Exercise objective – What number of lines in the material contain the word "this"? Give that number alone.

-- start of Records --

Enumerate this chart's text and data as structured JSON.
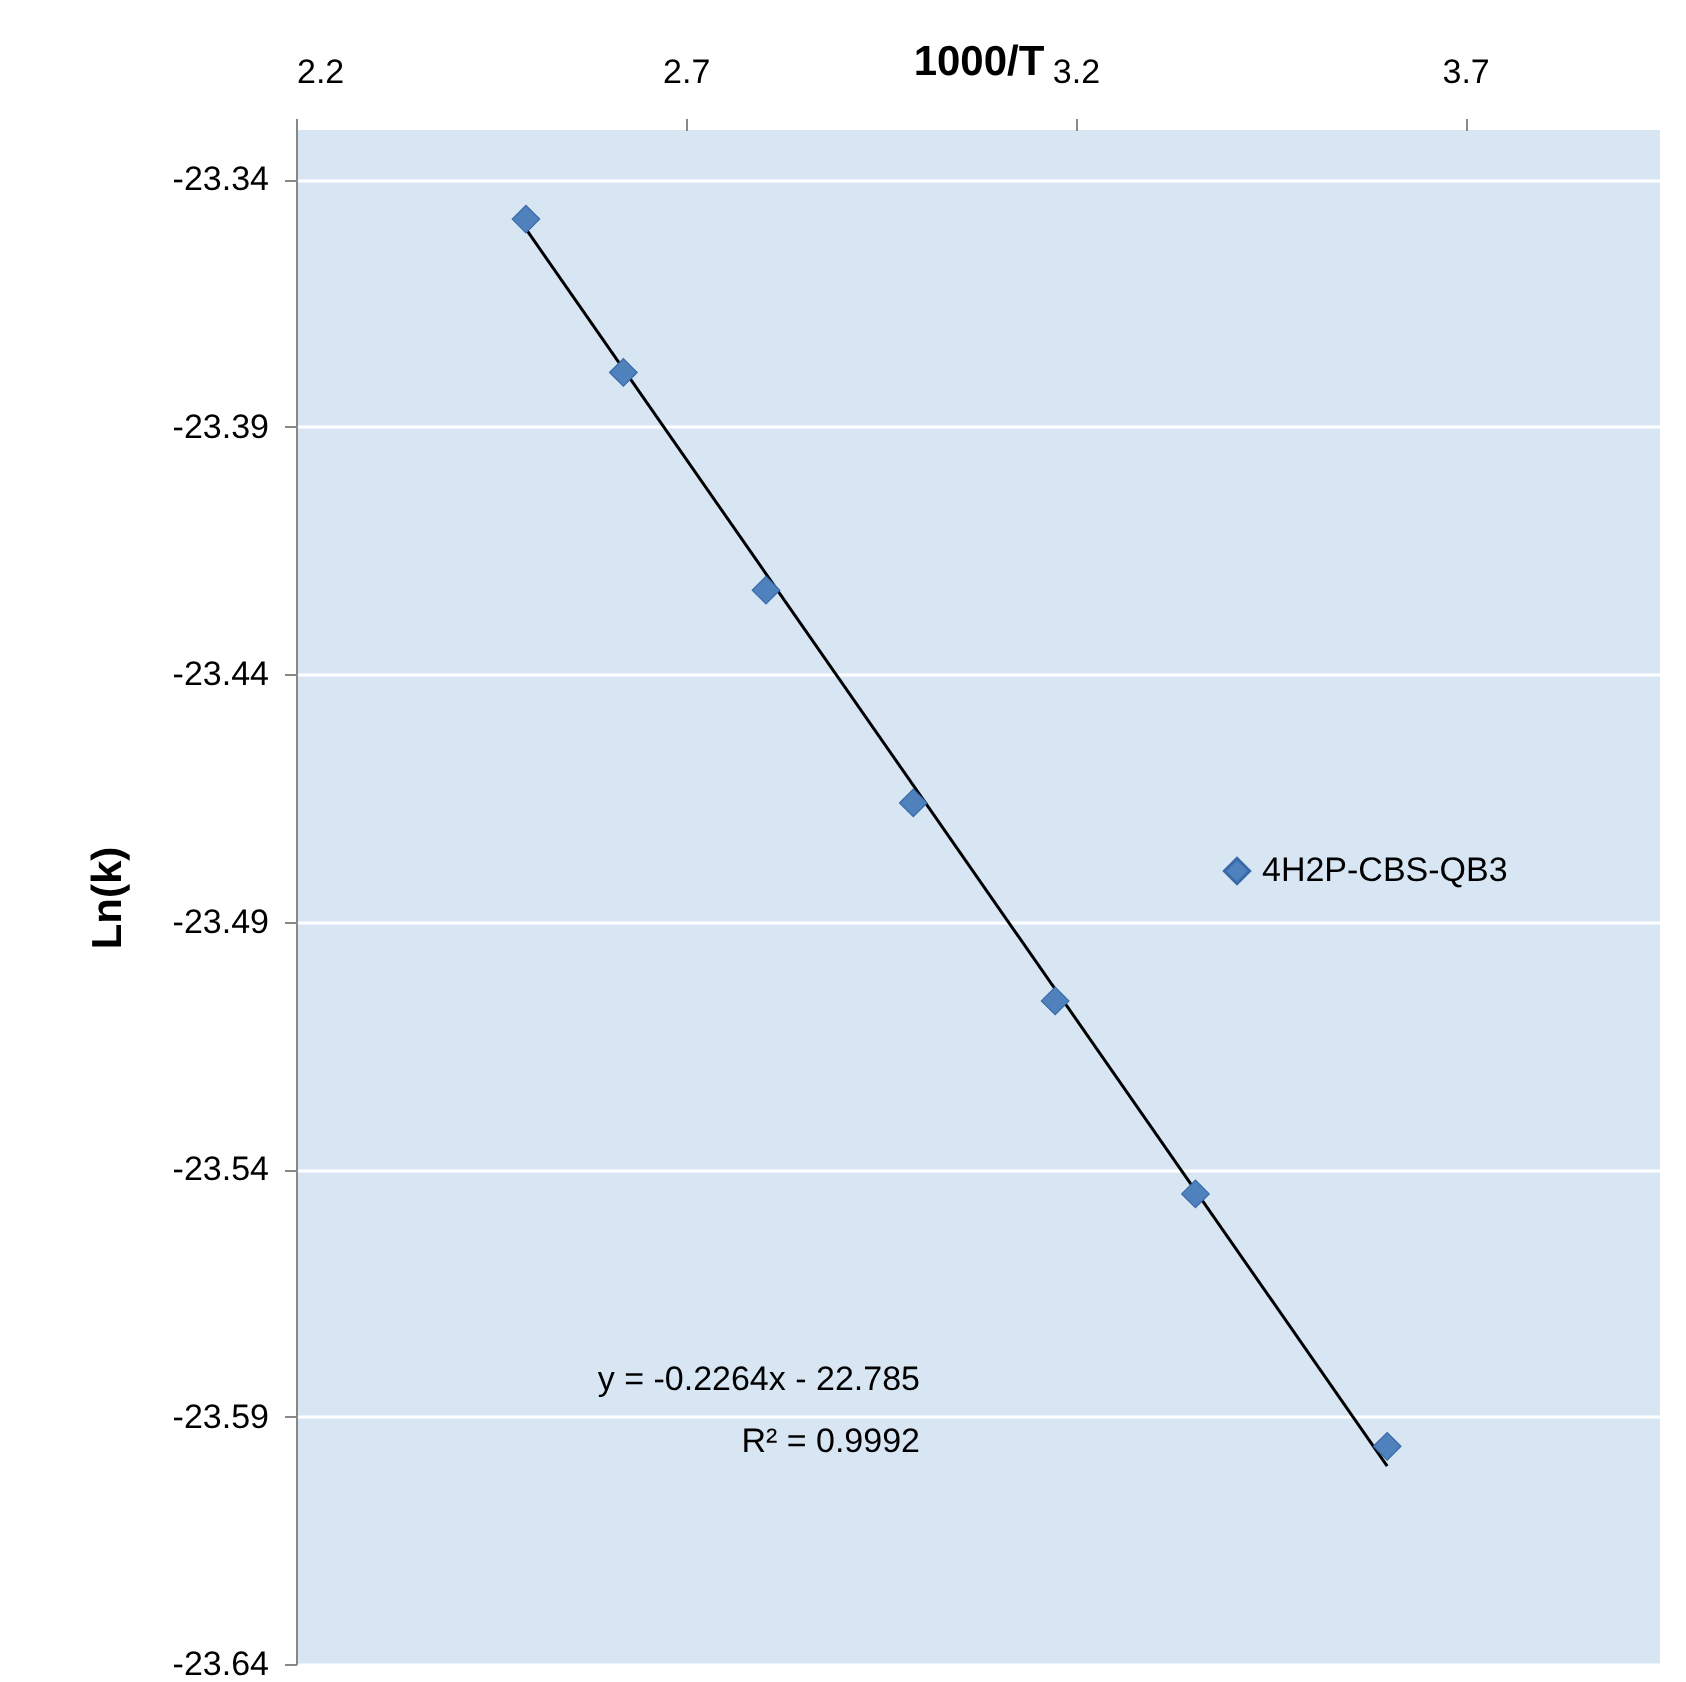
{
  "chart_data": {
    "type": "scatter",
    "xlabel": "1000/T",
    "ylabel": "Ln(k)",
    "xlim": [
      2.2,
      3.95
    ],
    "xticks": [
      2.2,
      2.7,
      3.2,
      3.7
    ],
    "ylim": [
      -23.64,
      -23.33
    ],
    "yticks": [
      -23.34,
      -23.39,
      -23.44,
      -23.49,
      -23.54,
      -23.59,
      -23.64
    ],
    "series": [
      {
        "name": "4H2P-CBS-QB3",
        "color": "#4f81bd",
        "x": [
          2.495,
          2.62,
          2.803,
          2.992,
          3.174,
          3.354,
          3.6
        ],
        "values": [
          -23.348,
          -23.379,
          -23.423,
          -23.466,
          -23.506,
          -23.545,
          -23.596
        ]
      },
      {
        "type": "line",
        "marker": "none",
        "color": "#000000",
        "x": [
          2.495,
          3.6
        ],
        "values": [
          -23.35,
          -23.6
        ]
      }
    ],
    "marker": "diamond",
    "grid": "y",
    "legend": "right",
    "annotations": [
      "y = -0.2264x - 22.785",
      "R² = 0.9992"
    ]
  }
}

-- end of Records --
-- start of Records --

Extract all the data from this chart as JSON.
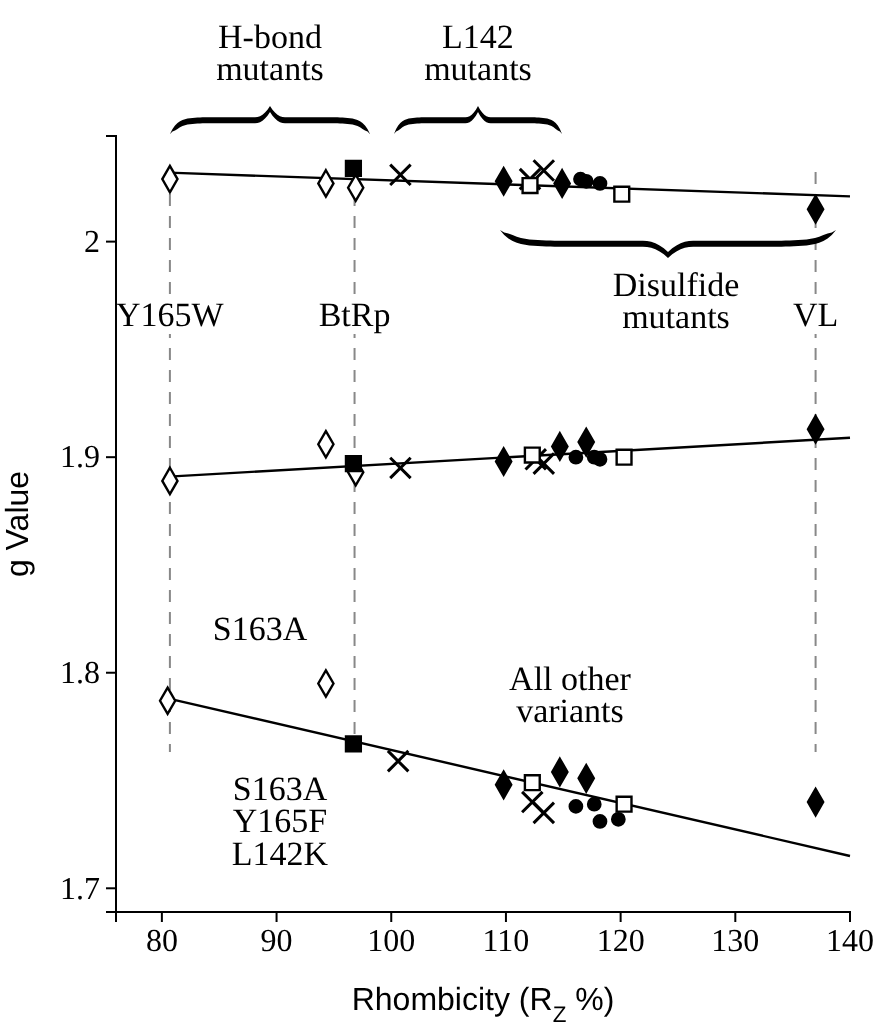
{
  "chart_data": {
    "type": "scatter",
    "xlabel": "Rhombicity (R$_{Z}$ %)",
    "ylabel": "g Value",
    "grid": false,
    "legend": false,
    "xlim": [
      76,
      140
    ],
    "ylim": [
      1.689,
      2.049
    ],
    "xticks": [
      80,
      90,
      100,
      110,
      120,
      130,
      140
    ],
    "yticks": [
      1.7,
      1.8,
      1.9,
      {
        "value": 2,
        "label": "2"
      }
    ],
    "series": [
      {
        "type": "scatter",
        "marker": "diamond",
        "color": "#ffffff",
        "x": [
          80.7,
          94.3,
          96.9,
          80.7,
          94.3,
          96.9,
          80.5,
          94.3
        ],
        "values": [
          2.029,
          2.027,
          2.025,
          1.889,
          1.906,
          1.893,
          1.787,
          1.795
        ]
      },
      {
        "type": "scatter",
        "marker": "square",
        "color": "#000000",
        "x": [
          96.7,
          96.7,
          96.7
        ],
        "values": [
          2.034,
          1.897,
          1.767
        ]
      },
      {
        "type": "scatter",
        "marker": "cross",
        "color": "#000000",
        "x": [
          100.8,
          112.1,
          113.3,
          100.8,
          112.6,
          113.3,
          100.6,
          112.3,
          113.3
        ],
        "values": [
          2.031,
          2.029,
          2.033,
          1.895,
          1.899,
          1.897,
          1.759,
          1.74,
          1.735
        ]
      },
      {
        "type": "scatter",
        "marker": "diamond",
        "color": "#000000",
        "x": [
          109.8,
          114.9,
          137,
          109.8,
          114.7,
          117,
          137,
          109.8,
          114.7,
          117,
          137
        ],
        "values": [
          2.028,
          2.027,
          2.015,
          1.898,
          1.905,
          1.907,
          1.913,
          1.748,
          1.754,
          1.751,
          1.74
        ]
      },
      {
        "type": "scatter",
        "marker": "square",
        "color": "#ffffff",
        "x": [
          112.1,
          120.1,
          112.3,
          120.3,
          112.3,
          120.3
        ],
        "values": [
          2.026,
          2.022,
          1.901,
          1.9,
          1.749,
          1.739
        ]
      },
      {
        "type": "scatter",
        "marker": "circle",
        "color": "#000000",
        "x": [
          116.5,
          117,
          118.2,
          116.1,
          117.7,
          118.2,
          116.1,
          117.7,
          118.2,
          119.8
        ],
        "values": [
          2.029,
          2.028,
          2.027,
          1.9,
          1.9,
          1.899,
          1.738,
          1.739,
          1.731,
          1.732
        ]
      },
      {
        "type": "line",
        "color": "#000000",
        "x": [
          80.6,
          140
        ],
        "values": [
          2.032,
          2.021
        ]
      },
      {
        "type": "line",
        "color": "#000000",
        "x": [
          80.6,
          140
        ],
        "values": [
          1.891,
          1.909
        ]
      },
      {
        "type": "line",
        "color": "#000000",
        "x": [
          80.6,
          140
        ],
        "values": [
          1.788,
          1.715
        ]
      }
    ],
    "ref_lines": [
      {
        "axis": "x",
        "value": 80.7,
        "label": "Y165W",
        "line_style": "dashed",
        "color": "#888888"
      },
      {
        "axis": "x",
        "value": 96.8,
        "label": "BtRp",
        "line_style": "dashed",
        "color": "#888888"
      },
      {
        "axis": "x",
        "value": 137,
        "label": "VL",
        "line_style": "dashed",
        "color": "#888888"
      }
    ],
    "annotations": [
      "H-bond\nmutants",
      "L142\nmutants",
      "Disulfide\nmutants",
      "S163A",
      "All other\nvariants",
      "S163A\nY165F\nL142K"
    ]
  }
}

-- end of Records --

Reply to the exercise – 2